__Directive__
Every record that follows must be duplicated exactly, with images left out.

---------- Records for this task

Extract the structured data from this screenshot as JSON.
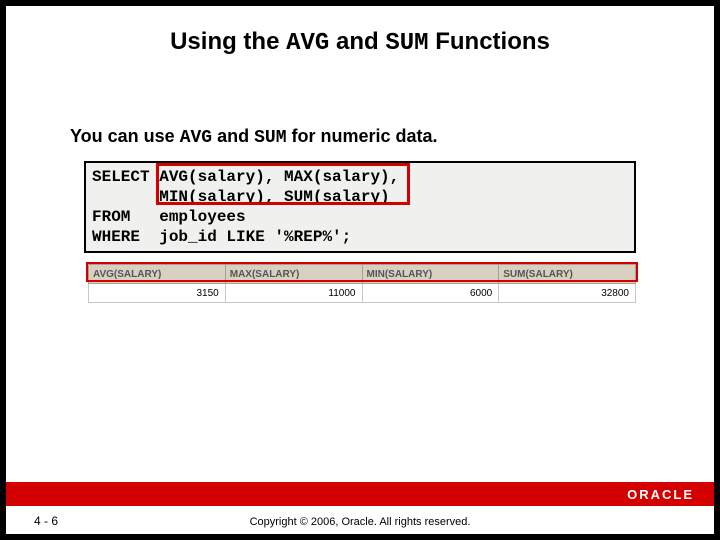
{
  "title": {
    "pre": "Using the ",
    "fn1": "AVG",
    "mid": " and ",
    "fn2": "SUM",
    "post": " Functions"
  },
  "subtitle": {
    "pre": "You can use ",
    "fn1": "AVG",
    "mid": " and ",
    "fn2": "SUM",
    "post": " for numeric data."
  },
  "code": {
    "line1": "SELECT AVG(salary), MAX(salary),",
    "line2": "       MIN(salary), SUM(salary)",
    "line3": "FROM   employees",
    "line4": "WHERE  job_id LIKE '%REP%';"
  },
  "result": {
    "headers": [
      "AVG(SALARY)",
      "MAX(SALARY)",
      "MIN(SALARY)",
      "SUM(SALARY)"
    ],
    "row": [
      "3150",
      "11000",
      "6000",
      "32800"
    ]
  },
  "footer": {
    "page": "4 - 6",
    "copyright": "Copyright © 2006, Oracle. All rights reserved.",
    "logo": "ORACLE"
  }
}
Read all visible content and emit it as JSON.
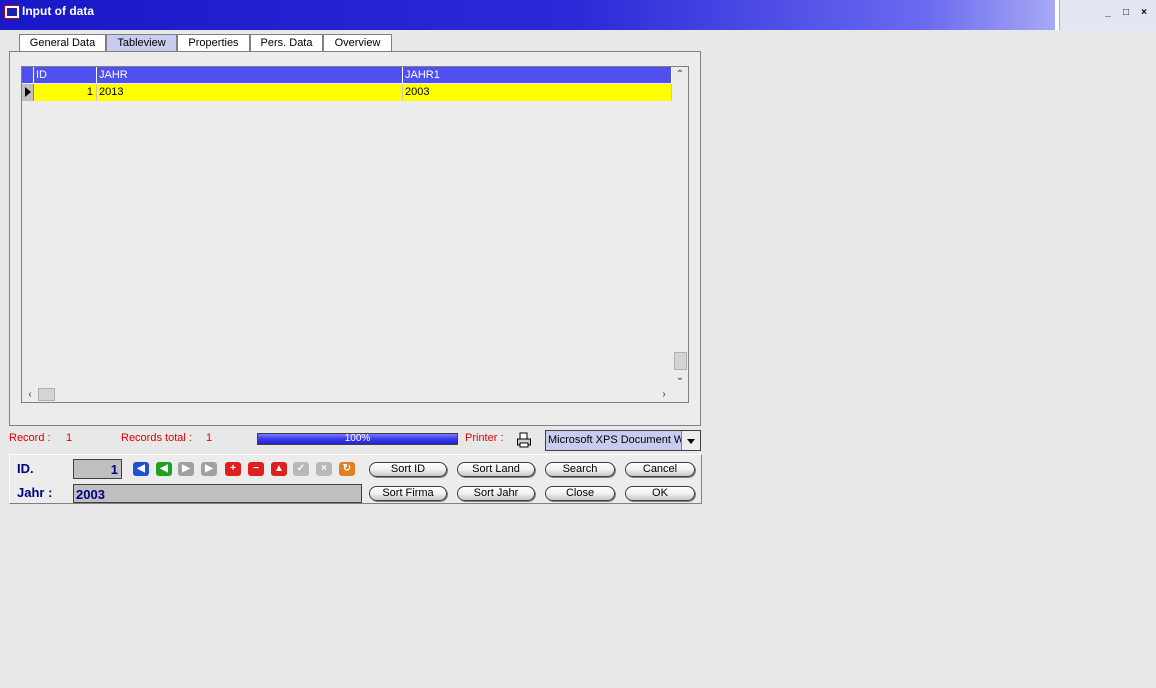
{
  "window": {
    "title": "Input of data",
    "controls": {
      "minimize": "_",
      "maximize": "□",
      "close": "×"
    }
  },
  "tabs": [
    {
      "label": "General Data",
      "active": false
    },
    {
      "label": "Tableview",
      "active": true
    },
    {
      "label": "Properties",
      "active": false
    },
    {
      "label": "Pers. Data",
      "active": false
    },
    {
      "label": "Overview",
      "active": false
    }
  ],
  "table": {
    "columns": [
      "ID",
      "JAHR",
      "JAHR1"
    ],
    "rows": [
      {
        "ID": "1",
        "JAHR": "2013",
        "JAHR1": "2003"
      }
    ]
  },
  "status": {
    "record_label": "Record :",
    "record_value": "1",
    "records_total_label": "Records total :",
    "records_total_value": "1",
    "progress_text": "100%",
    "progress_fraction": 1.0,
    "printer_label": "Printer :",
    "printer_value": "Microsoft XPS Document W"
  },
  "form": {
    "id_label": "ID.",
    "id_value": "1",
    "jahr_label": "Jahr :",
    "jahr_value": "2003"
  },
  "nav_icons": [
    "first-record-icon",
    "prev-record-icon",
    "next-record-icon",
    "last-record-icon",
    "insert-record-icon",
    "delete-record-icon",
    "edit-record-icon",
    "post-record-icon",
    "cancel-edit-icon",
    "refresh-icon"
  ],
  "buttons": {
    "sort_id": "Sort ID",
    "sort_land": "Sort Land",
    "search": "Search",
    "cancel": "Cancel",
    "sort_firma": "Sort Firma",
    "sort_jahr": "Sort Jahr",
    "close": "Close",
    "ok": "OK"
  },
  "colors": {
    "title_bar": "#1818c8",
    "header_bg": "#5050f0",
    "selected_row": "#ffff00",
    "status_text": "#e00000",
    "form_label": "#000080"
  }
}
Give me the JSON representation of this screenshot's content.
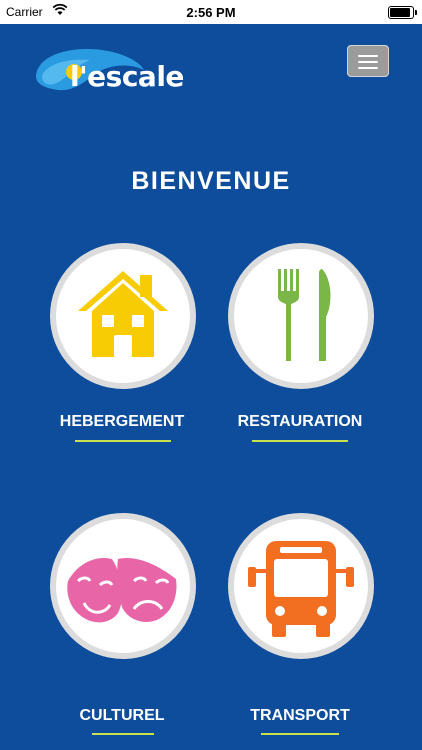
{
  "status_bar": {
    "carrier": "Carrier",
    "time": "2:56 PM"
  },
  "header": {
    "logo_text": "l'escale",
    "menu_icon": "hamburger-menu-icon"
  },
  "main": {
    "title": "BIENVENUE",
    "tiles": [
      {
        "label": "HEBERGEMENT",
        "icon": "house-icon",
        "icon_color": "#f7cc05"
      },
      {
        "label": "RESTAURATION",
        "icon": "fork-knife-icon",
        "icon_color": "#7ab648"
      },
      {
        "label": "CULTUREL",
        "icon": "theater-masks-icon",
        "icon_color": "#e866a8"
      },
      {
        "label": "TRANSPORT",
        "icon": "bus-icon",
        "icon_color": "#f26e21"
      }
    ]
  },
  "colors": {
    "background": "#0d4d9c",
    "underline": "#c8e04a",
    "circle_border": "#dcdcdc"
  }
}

--------------------

__Reply__
Extract the structured data from this screenshot as JSON.
{
  "title": {
    "pre": "Using the ",
    "fn1": "AVG",
    "mid": " and ",
    "fn2": "SUM",
    "post": " Functions"
  },
  "subtitle": {
    "pre": "You can use ",
    "fn1": "AVG",
    "mid": " and ",
    "fn2": "SUM",
    "post": " for numeric data."
  },
  "code": {
    "line1": "SELECT AVG(salary), MAX(salary),",
    "line2": "       MIN(salary), SUM(salary)",
    "line3": "FROM   employees",
    "line4": "WHERE  job_id LIKE '%REP%';"
  },
  "result": {
    "headers": [
      "AVG(SALARY)",
      "MAX(SALARY)",
      "MIN(SALARY)",
      "SUM(SALARY)"
    ],
    "row": [
      "3150",
      "11000",
      "6000",
      "32800"
    ]
  },
  "footer": {
    "page": "4 - 6",
    "copyright": "Copyright © 2006, Oracle. All rights reserved.",
    "logo": "ORACLE"
  }
}
Read all visible content and emit it as JSON.
{
  "window": {
    "title": "Input of data",
    "controls": {
      "minimize": "_",
      "maximize": "□",
      "close": "×"
    }
  },
  "tabs": [
    {
      "label": "General Data",
      "active": false
    },
    {
      "label": "Tableview",
      "active": true
    },
    {
      "label": "Properties",
      "active": false
    },
    {
      "label": "Pers. Data",
      "active": false
    },
    {
      "label": "Overview",
      "active": false
    }
  ],
  "table": {
    "columns": [
      "ID",
      "JAHR",
      "JAHR1"
    ],
    "rows": [
      {
        "ID": "1",
        "JAHR": "2013",
        "JAHR1": "2003"
      }
    ]
  },
  "status": {
    "record_label": "Record :",
    "record_value": "1",
    "records_total_label": "Records total :",
    "records_total_value": "1",
    "progress_text": "100%",
    "progress_fraction": 1.0,
    "printer_label": "Printer :",
    "printer_value": "Microsoft XPS Document W"
  },
  "form": {
    "id_label": "ID.",
    "id_value": "1",
    "jahr_label": "Jahr :",
    "jahr_value": "2003"
  },
  "nav_icons": [
    "first-record-icon",
    "prev-record-icon",
    "next-record-icon",
    "last-record-icon",
    "insert-record-icon",
    "delete-record-icon",
    "edit-record-icon",
    "post-record-icon",
    "cancel-edit-icon",
    "refresh-icon"
  ],
  "buttons": {
    "sort_id": "Sort ID",
    "sort_land": "Sort Land",
    "search": "Search",
    "cancel": "Cancel",
    "sort_firma": "Sort Firma",
    "sort_jahr": "Sort Jahr",
    "close": "Close",
    "ok": "OK"
  },
  "colors": {
    "title_bar": "#1818c8",
    "header_bg": "#5050f0",
    "selected_row": "#ffff00",
    "status_text": "#e00000",
    "form_label": "#000080"
  }
}
Give me the JSON representation of this screenshot's content.
{
  "status_bar": {
    "carrier": "Carrier",
    "time": "2:56 PM"
  },
  "header": {
    "logo_text": "l'escale",
    "menu_icon": "hamburger-menu-icon"
  },
  "main": {
    "title": "BIENVENUE",
    "tiles": [
      {
        "label": "HEBERGEMENT",
        "icon": "house-icon",
        "icon_color": "#f7cc05"
      },
      {
        "label": "RESTAURATION",
        "icon": "fork-knife-icon",
        "icon_color": "#7ab648"
      },
      {
        "label": "CULTUREL",
        "icon": "theater-masks-icon",
        "icon_color": "#e866a8"
      },
      {
        "label": "TRANSPORT",
        "icon": "bus-icon",
        "icon_color": "#f26e21"
      }
    ]
  },
  "colors": {
    "background": "#0d4d9c",
    "underline": "#c8e04a",
    "circle_border": "#dcdcdc"
  }
}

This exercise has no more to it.